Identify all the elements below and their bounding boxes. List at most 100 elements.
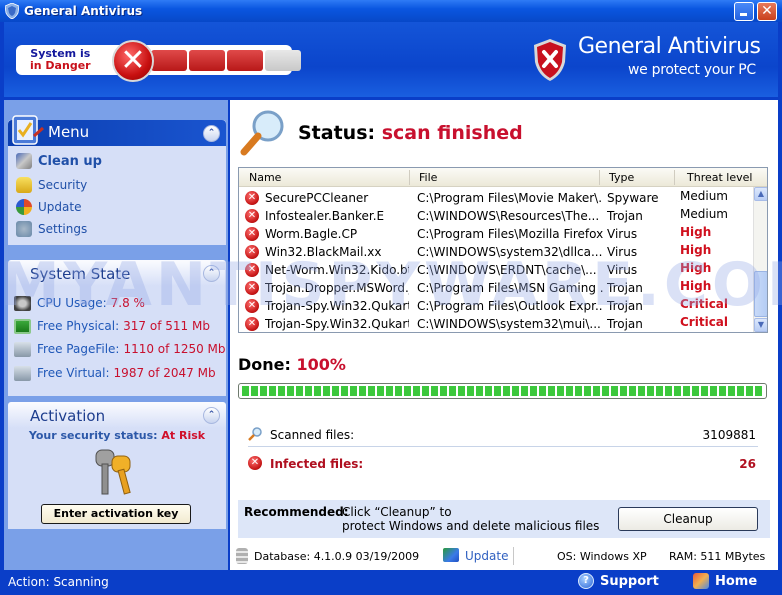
minimize-button[interactable] (734, 2, 754, 21)
menu-item-update[interactable]: Update (16, 197, 81, 217)
threat-x-icon: ✕ (245, 227, 259, 241)
table-row[interactable]: ✕ Net-Worm.Win32.Kido.bt C:\WINDOWS\ERDNT\… (239, 261, 754, 279)
column-header-type[interactable]: Type (609, 171, 634, 184)
menu-collapse-button[interactable]: ⌃ (203, 125, 220, 142)
system-state-title: System State (30, 265, 131, 283)
scroll-down-arrow[interactable]: ▼ (754, 318, 767, 332)
threat-name: Worm.Bagle.CP (265, 227, 358, 241)
enter-activation-key-button[interactable]: Enter activation key (41, 504, 191, 524)
scroll-thumb[interactable] (754, 271, 767, 317)
table-row[interactable]: ✕ Trojan-Spy.Win32.Qukart C:\WINDOWS\syste… (239, 315, 754, 332)
threat-level: Critical (680, 315, 729, 329)
update-icon[interactable] (443, 548, 459, 562)
scanned-files-row: Scanned files: 3109881 (248, 425, 758, 447)
threat-type: Trojan (607, 209, 643, 223)
activation-panel: Activation ⌃ Your security status: At Ri… (8, 402, 226, 529)
close-button[interactable]: ✕ (757, 2, 777, 21)
system-state-collapse-button[interactable]: ⌃ (203, 265, 220, 282)
cleanup-icon (16, 153, 32, 169)
cpu-icon (14, 295, 31, 311)
state-value: 317 of 511 Mb (123, 319, 210, 333)
danger-level-segment (151, 50, 187, 71)
update-icon (16, 199, 32, 215)
state-value: 7.8 % (110, 296, 145, 310)
table-row[interactable]: ✕ Infostealer.Banker.E C:\WINDOWS\Resource… (239, 207, 754, 225)
recommended-label: Recommended: (244, 505, 349, 519)
status-label: Status: (298, 122, 376, 144)
recommendation-box: Recommended: Click “Cleanup” to protect … (238, 500, 770, 538)
column-separator[interactable] (674, 170, 675, 185)
threat-x-icon: ✕ (245, 281, 259, 295)
update-link[interactable]: Update (465, 549, 508, 563)
threat-type: Virus (607, 245, 638, 259)
action-status: Action: Scanning (8, 575, 109, 589)
ram-info: RAM: 511 MBytes (669, 550, 766, 563)
table-row[interactable]: ✕ Trojan.Dropper.MSWord.j C:\Program Files… (239, 279, 754, 297)
state-pagefile: Free PageFile: 1110 of 1250 Mb (14, 340, 226, 358)
threat-level: High (680, 261, 712, 275)
infected-files-value: 26 (739, 457, 756, 471)
menu-panel: Menu ⌃ Clean up Security Update Settings (8, 115, 226, 245)
table-scrollbar[interactable]: ▲ ▼ (753, 187, 767, 332)
state-virtual: Free Virtual: 1987 of 2047 Mb (14, 364, 216, 382)
menu-item-settings[interactable]: Settings (16, 219, 87, 239)
activation-collapse-button[interactable]: ⌃ (203, 407, 220, 424)
table-row[interactable]: ✕ Win32.BlackMail.xx C:\WINDOWS\system32\d… (239, 243, 754, 261)
threat-level: Medium (680, 207, 728, 221)
brand-name: General Antivirus (578, 34, 761, 59)
recommended-text-line2: protect Windows and delete malicious fil… (342, 519, 600, 533)
support-label: Support (600, 573, 659, 589)
threat-name: SecurePCCleaner (265, 191, 369, 205)
danger-level-segment (265, 50, 301, 71)
system-state-panel: System State ⌃ CPU Usage: 7.8 % Free Phy… (8, 260, 226, 396)
magnifier-icon (240, 110, 284, 156)
cleanup-button[interactable]: Cleanup (618, 507, 758, 531)
column-header-file[interactable]: File (419, 171, 437, 184)
column-separator[interactable] (409, 170, 410, 185)
table-row[interactable]: ✕ Worm.Bagle.CP C:\Program Files\Mozilla F… (239, 225, 754, 243)
brand-shield-icon (534, 39, 566, 81)
threat-name: Infostealer.Banker.E (265, 209, 385, 223)
table-header: Name File Type Threat level (239, 168, 767, 187)
threat-type: Trojan (607, 299, 643, 313)
menu-item-label: Clean up (38, 153, 102, 169)
drive-icon (14, 365, 31, 381)
home-icon (693, 573, 709, 589)
menu-item-clean-up[interactable]: Clean up (16, 151, 102, 171)
scroll-up-arrow[interactable]: ▲ (754, 187, 767, 201)
status-bar: Action: Scanning ? Support Home (0, 570, 782, 595)
state-label: CPU Usage: (37, 296, 107, 310)
state-label: Free Physical: (37, 319, 120, 333)
column-header-threat-level[interactable]: Threat level (687, 171, 752, 184)
threat-type: Virus (607, 263, 638, 277)
done-value: 100% (296, 355, 346, 374)
info-bar: Database: 4.1.0.9 03/19/2009 Update OS: … (230, 545, 778, 567)
column-separator[interactable] (599, 170, 600, 185)
menu-item-label: Update (38, 200, 82, 214)
support-link[interactable]: ? Support (578, 573, 659, 589)
divider (513, 547, 514, 565)
magnifier-small-icon (248, 427, 262, 441)
column-header-name[interactable]: Name (249, 171, 281, 184)
recommended-text-line1: Click “Cleanup” to (342, 505, 452, 519)
shield-app-icon (5, 3, 19, 19)
home-label: Home (715, 573, 758, 589)
os-info: OS: Windows XP (557, 550, 647, 563)
table-row[interactable]: ✕ SecurePCCleaner C:\Program Files\Movie M… (239, 189, 754, 207)
danger-level-segment (189, 50, 225, 71)
table-row[interactable]: ✕ Trojan-Spy.Win32.Qukart C:\Program Files… (239, 297, 754, 315)
home-link[interactable]: Home (693, 573, 757, 589)
infected-files-label: Infected files: (270, 457, 364, 471)
drive-icon (14, 341, 31, 357)
menu-item-security[interactable]: Security (16, 175, 87, 195)
progress-fill (242, 386, 763, 396)
danger-line2: in Danger (30, 59, 91, 72)
threat-type: Trojan (607, 317, 643, 331)
scan-progress-bar (238, 383, 767, 399)
scan-status: Status: scan finished (298, 122, 523, 144)
threat-file: C:\WINDOWS\ERDNT\cache\... (417, 263, 597, 277)
threat-name: Trojan-Spy.Win32.Qukart (265, 317, 409, 331)
security-status-value: At Risk (161, 429, 206, 442)
menu-header[interactable]: Menu ⌃ (8, 115, 226, 146)
threat-file: C:\WINDOWS\Resources\The... (417, 209, 600, 223)
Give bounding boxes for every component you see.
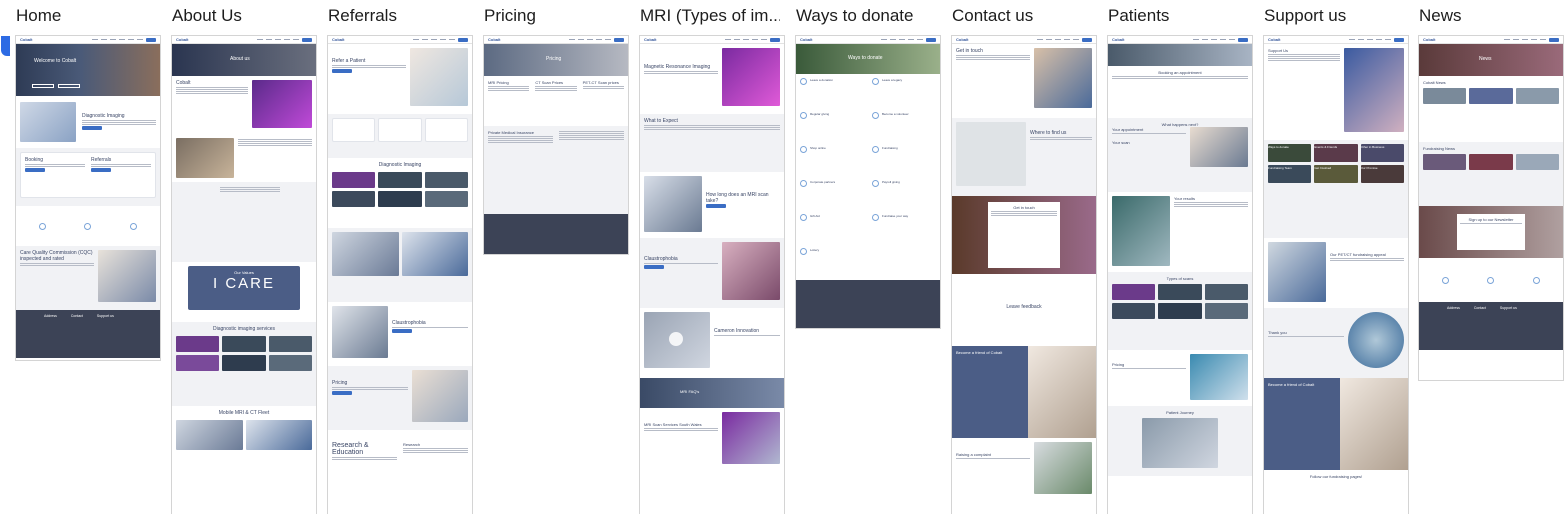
runners-photo [1344, 48, 1404, 132]
about-hero: About us [172, 44, 316, 76]
referrals-button[interactable] [91, 168, 111, 172]
artboard-pricing[interactable]: Cobalt Pricing MRI Pricing CT Scan Price… [484, 36, 628, 254]
people-icon [84, 222, 92, 230]
artboard-title-home[interactable]: Home [16, 6, 156, 26]
pricing-heading: Pricing [332, 380, 348, 386]
scanner-photo [20, 102, 76, 142]
how-long-heading: How long does an MRI scan take? [706, 192, 769, 204]
artboard-title-news[interactable]: News [1419, 6, 1559, 26]
artboard-title-support[interactable]: Support us [1264, 6, 1404, 26]
feedback-heading: Leave feedback [1006, 304, 1042, 310]
design-canvas: Home About Us Referrals Pricing MRI (Typ… [0, 0, 1566, 514]
referrals-heading: Referrals [91, 157, 112, 163]
artboard-about[interactable]: Cobalt About us Cobalt Our Values I CARE… [172, 36, 316, 514]
donate-footer [796, 280, 940, 328]
mri-machine-photo [722, 48, 780, 106]
footer-address: Address [44, 314, 57, 318]
mri-heading: Magnetic Resonance Imaging [644, 64, 711, 70]
news-footer: Address Contact Support us [1419, 302, 1563, 350]
nurse-photo [410, 48, 468, 106]
site-nav[interactable]: Cobalt [16, 36, 160, 44]
pricing-hero-title: Pricing [546, 56, 562, 62]
artboard-support[interactable]: Cobalt Support Us Ways to donate Events &… [1264, 36, 1408, 514]
contact-form[interactable]: Get in touch [988, 202, 1060, 268]
home-hero-title: Welcome to Cobalt [34, 58, 77, 64]
artboard-contact[interactable]: Cobalt Get in touch Where to find us Get… [952, 36, 1096, 514]
refer-heading: Refer a Patient [332, 58, 366, 64]
artboard-title-patients[interactable]: Patients [1108, 6, 1248, 26]
mobile-fleet-heading: Mobile MRI & CT Fleet [218, 410, 270, 416]
selection-indicator [1, 36, 10, 56]
news-hero: News [1419, 44, 1563, 76]
footer-support: Support us [96, 314, 114, 318]
home-hero: Welcome to Cobalt [16, 44, 160, 96]
pricing-footer [484, 214, 628, 254]
footer-contact: Contact [70, 314, 83, 318]
private-insurance-heading: Private Medical Insurance [488, 130, 535, 135]
services-heading: Diagnostic imaging services [213, 326, 275, 332]
artboard-news[interactable]: Cobalt News Cobalt News Fundraising News… [1419, 36, 1563, 380]
diagnostic-imaging-heading: Diagnostic Imaging [82, 113, 125, 119]
staff-photo [98, 250, 156, 302]
donate-hero: Ways to donate [796, 44, 940, 74]
mri-room-photo [252, 80, 312, 128]
artboard-title-about[interactable]: About Us [172, 6, 312, 26]
artboard-title-mri[interactable]: MRI (Types of im... [640, 6, 780, 26]
artboard-referrals[interactable]: Cobalt Refer a Patient Diagnostic Imagin… [328, 36, 472, 514]
what-to-expect-heading: What to Expect [644, 118, 678, 124]
about-hero-title: About us [230, 56, 250, 62]
cobalt-heading: Cobalt [176, 80, 191, 86]
artboard-title-contact[interactable]: Contact us [952, 6, 1092, 26]
diag-imaging-heading: Diagnostic Imaging [378, 162, 422, 168]
claustrophobia-heading: Claustrophobia [392, 320, 426, 326]
artboard-mri[interactable]: Cobalt Magnetic Resonance Imaging What t… [640, 36, 784, 514]
booking-button[interactable] [25, 168, 45, 172]
artboard-title-pricing[interactable]: Pricing [484, 6, 624, 26]
values-word: I CARE [212, 275, 275, 292]
map[interactable] [956, 122, 1026, 186]
values-panel: Our Values I CARE [188, 266, 300, 310]
pricing-hero: Pricing [484, 44, 628, 76]
artboard-title-donate[interactable]: Ways to donate [796, 6, 936, 26]
artboard-donate[interactable]: Cobalt Ways to donate Leave a donation L… [796, 36, 940, 328]
artboard-home[interactable]: Cobalt Welcome to Cobalt Diagnostic Imag… [16, 36, 160, 360]
cqc-icon [39, 222, 47, 230]
artboard-title-referrals[interactable]: Referrals [328, 6, 468, 26]
artboard-patients[interactable]: Cobalt Booking an appointment What happe… [1108, 36, 1252, 514]
play-icon[interactable] [669, 332, 683, 346]
site-footer: Address Contact Support us [16, 310, 160, 358]
thumbs-up-icon [129, 222, 137, 230]
booking-heading: Booking [25, 157, 44, 163]
donate-hero-title: Ways to donate [848, 55, 883, 61]
cqc-heading: Care Quality Commission (CQC) inspected … [20, 250, 93, 262]
cobalt-logo: Cobalt [20, 37, 33, 42]
research-heading: Research & Education [332, 442, 369, 456]
learn-more-button[interactable] [82, 126, 102, 130]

===============

» **EXERCISE GOAL**:
An answer is complete only when it holds every line above containing the string "Action".

» **ANSWER TO THIS EXERCISE**:
action-status: Action: Scanning (8, 575, 109, 589)
status-bar: Action: Scanning ? Support Home (0, 570, 782, 595)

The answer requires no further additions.